#### INFORMATION SUPPLIED ####

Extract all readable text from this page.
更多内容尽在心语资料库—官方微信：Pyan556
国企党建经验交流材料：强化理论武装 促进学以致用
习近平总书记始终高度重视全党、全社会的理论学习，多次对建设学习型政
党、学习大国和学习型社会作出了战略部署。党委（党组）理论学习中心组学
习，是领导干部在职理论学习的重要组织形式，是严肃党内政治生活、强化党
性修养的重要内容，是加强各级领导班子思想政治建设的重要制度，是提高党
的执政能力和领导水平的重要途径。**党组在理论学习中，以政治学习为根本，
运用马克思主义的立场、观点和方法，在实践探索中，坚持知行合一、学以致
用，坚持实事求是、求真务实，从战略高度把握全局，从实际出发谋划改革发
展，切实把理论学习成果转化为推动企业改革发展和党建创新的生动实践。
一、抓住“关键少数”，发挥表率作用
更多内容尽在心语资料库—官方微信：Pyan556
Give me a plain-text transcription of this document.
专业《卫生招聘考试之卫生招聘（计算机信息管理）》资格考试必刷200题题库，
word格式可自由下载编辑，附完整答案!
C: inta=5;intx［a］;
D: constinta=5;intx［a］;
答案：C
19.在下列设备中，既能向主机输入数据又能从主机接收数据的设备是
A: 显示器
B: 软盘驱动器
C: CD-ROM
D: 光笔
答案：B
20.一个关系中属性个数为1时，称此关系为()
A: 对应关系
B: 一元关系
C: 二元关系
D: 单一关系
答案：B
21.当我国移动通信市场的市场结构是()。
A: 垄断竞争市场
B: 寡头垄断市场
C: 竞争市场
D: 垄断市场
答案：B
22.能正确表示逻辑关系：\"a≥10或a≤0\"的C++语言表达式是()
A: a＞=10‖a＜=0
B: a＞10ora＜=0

####

PROBLEM
Print every record above exactly as written.

CORRECT ANSWER
Extract all readable text from this page.
更多内容尽在心语资料库—官方微信：Pyan556
国企党建经验交流材料：强化理论武装 促进学以致用
习近平总书记始终高度重视全党、全社会的理论学习，多次对建设学习型政
党、学习大国和学习型社会作出了战略部署。党委（党组）理论学习中心组学
习，是领导干部在职理论学习的重要组织形式，是严肃党内政治生活、强化党
性修养的重要内容，是加强各级领导班子思想政治建设的重要制度，是提高党
的执政能力和领导水平的重要途径。**党组在理论学习中，以政治学习为根本，
运用马克思主义的立场、观点和方法，在实践探索中，坚持知行合一、学以致
用，坚持实事求是、求真务实，从战略高度把握全局，从实际出发谋划改革发
展，切实把理论学习成果转化为推动企业改革发展和党建创新的生动实践。
一、抓住“关键少数”，发挥表率作用
更多内容尽在心语资料库—官方微信：Pyan556
Give me a plain-text transcription of this document.
专业《卫生招聘考试之卫生招聘（计算机信息管理）》资格考试必刷200题题库，
word格式可自由下载编辑，附完整答案!
C: inta=5;intx［a］;
D: constinta=5;intx［a］;
答案：C
19.在下列设备中，既能向主机输入数据又能从主机接收数据的设备是
A: 显示器
B: 软盘驱动器
C: CD-ROM
D: 光笔
答案：B
20.一个关系中属性个数为1时，称此关系为()
A: 对应关系
B: 一元关系
C: 二元关系
D: 单一关系
答案：B
21.当我国移动通信市场的市场结构是()。
A: 垄断竞争市场
B: 寡头垄断市场
C: 竞争市场
D: 垄断市场
答案：B
22.能正确表示逻辑关系：\"a≥10或a≤0\"的C++语言表达式是()
A: a＞=10‖a＜=0
B: a＞10ora＜=0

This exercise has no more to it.